* [Task brief]: Print all of the entries exactly, minus the pictures.

* [Information supplied]:
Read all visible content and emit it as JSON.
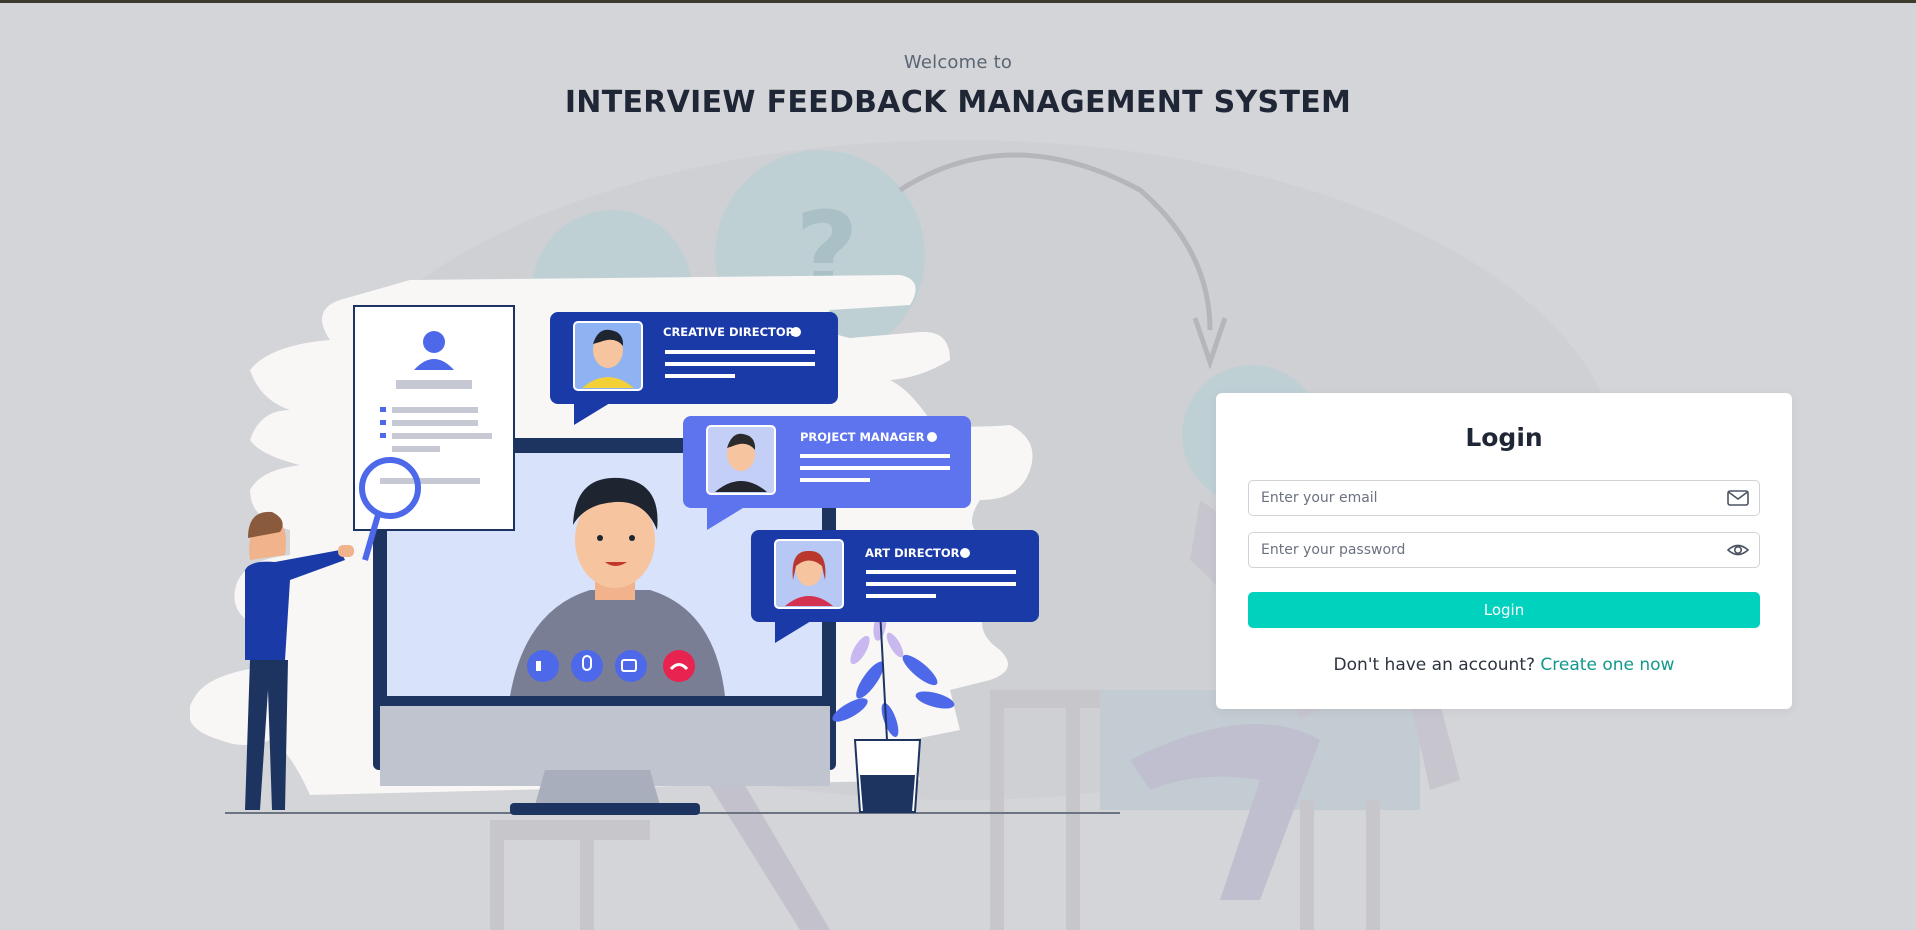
{
  "header": {
    "welcome": "Welcome to",
    "title": "INTERVIEW FEEDBACK MANAGEMENT SYSTEM"
  },
  "illustration": {
    "bubbles": [
      {
        "role": "CREATIVE DIRECTOR"
      },
      {
        "role": "PROJECT MANAGER"
      },
      {
        "role": "ART DIRECTOR"
      }
    ]
  },
  "login": {
    "title": "Login",
    "email_placeholder": "Enter your email",
    "password_placeholder": "Enter your password",
    "button_label": "Login",
    "signup_prompt": "Don't have an account?",
    "signup_link": "Create one now"
  },
  "colors": {
    "accent": "#00d2bd",
    "link": "#11988c",
    "background": "#d4d5d8",
    "bubble_dark": "#1a3aa8",
    "bubble_light": "#5d74ee"
  },
  "icons": {
    "email_field": "envelope-icon",
    "password_field": "eye-icon"
  }
}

* [Full solution]:
Read all visible content and emit it as JSON.
{
  "header": {
    "welcome": "Welcome to",
    "title": "INTERVIEW FEEDBACK MANAGEMENT SYSTEM"
  },
  "illustration": {
    "bubbles": [
      {
        "role": "CREATIVE DIRECTOR"
      },
      {
        "role": "PROJECT MANAGER"
      },
      {
        "role": "ART DIRECTOR"
      }
    ]
  },
  "login": {
    "title": "Login",
    "email_placeholder": "Enter your email",
    "password_placeholder": "Enter your password",
    "button_label": "Login",
    "signup_prompt": "Don't have an account?",
    "signup_link": "Create one now"
  },
  "colors": {
    "accent": "#00d2bd",
    "link": "#11988c",
    "background": "#d4d5d8",
    "bubble_dark": "#1a3aa8",
    "bubble_light": "#5d74ee"
  },
  "icons": {
    "email_field": "envelope-icon",
    "password_field": "eye-icon"
  }
}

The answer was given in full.